■ **Problem**
Return each line of the records below that contains the string "interactable". Matching is case-sensitive.

■ **Data shown**
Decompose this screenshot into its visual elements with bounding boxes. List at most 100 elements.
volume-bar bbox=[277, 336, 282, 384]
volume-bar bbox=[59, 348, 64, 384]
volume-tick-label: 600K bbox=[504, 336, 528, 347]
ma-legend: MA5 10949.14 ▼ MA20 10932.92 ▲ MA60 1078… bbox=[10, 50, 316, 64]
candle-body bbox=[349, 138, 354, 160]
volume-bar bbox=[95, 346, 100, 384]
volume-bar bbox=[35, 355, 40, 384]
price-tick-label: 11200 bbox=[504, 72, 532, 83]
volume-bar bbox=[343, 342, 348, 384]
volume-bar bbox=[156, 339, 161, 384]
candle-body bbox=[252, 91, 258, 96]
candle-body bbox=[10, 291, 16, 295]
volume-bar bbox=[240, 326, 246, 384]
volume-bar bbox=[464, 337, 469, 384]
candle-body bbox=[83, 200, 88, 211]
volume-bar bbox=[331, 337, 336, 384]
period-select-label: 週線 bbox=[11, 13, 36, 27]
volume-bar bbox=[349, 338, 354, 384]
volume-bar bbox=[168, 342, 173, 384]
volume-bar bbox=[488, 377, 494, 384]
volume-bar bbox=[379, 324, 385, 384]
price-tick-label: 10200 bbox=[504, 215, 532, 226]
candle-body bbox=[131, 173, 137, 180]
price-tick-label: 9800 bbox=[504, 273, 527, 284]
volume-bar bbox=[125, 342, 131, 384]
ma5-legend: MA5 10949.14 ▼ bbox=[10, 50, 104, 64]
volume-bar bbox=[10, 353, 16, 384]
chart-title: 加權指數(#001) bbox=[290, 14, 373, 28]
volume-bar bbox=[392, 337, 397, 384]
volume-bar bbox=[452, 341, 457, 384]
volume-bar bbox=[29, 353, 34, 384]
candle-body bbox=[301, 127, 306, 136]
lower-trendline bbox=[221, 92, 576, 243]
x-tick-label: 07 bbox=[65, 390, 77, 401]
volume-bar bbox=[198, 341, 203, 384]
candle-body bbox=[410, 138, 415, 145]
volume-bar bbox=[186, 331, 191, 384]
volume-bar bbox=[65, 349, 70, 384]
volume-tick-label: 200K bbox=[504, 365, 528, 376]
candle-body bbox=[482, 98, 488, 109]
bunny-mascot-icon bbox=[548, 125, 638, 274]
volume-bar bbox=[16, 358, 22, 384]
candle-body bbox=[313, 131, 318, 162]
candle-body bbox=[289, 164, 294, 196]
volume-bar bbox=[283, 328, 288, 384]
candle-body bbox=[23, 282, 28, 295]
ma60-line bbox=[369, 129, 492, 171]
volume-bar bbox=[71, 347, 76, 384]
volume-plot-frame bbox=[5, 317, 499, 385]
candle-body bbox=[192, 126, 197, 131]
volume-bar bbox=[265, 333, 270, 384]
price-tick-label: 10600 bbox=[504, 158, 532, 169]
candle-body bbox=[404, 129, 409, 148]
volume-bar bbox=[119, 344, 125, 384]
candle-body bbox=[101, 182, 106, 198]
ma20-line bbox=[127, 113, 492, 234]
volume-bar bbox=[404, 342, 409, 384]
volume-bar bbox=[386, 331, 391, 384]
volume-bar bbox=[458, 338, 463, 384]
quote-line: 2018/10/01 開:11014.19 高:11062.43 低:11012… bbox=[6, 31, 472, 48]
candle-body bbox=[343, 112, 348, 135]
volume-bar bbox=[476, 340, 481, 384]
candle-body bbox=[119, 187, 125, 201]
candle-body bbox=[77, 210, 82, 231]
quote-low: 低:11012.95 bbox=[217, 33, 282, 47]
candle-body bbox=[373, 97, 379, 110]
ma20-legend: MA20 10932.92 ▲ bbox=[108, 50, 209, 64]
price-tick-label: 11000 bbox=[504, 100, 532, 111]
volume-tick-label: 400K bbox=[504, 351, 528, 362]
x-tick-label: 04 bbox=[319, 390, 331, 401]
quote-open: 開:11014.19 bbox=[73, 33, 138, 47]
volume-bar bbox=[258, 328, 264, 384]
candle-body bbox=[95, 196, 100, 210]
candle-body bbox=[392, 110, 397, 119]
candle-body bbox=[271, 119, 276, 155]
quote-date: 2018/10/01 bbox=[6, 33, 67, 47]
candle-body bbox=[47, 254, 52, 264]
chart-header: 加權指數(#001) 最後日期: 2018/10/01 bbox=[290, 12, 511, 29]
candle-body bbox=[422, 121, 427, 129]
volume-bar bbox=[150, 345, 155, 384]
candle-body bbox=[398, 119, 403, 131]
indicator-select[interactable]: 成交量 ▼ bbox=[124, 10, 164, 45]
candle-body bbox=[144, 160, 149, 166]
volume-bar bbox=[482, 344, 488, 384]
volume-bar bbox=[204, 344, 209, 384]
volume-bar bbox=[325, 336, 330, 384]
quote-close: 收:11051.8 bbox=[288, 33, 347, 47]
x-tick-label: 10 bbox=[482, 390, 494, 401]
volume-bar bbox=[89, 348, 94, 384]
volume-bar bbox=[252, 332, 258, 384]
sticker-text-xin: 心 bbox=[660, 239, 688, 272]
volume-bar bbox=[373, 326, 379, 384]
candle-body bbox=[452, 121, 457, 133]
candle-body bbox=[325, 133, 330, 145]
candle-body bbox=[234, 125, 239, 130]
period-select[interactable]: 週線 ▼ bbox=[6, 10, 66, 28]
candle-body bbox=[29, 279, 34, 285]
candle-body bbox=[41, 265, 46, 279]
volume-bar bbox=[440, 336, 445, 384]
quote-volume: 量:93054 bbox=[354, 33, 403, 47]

■ **Solution to the exercise**
indicator-select[interactable]: 成交量 ▼ bbox=[124, 10, 164, 45]
period-select[interactable]: 週線 ▼ bbox=[6, 10, 66, 28]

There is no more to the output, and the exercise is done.